Task objective:
Only a number is wanted: the count of lines in this listing that contain "name".

Input rows:
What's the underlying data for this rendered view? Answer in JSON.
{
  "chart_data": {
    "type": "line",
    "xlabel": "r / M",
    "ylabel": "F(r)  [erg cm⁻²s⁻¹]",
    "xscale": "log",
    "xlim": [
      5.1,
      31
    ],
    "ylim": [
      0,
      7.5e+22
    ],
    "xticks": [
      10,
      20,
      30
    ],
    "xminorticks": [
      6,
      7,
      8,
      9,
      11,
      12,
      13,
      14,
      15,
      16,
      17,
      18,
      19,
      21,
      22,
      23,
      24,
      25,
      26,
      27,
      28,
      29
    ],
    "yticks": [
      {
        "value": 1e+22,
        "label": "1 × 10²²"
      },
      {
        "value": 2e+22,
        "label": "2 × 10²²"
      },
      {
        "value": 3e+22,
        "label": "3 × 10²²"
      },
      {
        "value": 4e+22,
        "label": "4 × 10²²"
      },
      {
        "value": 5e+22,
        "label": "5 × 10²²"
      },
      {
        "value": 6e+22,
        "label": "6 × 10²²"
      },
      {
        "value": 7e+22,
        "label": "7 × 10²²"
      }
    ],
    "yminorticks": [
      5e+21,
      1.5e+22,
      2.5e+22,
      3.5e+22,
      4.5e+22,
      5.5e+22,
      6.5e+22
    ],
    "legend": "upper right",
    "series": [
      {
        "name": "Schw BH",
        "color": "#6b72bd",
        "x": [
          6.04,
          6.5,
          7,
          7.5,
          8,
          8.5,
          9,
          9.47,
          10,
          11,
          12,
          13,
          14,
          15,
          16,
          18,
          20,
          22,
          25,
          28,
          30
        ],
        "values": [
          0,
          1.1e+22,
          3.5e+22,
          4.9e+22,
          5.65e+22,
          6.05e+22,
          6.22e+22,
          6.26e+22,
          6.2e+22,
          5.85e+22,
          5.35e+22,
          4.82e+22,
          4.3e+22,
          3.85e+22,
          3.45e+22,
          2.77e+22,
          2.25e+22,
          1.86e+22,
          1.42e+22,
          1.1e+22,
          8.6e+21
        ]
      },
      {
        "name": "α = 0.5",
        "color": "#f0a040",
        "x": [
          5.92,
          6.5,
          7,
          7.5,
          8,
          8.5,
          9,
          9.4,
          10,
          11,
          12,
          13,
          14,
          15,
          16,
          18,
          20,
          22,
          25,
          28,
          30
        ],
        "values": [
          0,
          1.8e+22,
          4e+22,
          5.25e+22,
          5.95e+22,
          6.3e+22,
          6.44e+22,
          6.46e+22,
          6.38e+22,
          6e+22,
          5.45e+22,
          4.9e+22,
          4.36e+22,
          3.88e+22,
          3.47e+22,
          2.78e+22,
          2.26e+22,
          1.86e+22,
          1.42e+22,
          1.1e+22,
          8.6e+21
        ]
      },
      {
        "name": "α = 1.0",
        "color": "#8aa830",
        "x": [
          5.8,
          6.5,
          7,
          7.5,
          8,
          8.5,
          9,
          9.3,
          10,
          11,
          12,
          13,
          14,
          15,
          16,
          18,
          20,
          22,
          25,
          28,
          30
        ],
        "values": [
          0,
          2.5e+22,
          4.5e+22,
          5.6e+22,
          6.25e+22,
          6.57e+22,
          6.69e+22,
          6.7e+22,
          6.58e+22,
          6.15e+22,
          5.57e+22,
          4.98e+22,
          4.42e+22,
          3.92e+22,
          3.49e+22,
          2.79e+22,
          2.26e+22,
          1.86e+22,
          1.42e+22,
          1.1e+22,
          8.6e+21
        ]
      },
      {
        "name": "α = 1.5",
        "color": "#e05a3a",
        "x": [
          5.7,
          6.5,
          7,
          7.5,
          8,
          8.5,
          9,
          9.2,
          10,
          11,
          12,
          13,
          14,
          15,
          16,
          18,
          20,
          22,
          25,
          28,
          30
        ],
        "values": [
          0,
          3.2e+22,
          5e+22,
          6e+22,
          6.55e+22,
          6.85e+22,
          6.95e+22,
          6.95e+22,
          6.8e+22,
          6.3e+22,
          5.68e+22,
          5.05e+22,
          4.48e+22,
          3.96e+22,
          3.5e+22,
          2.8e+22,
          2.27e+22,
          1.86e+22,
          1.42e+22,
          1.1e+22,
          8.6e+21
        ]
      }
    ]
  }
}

Written response:
4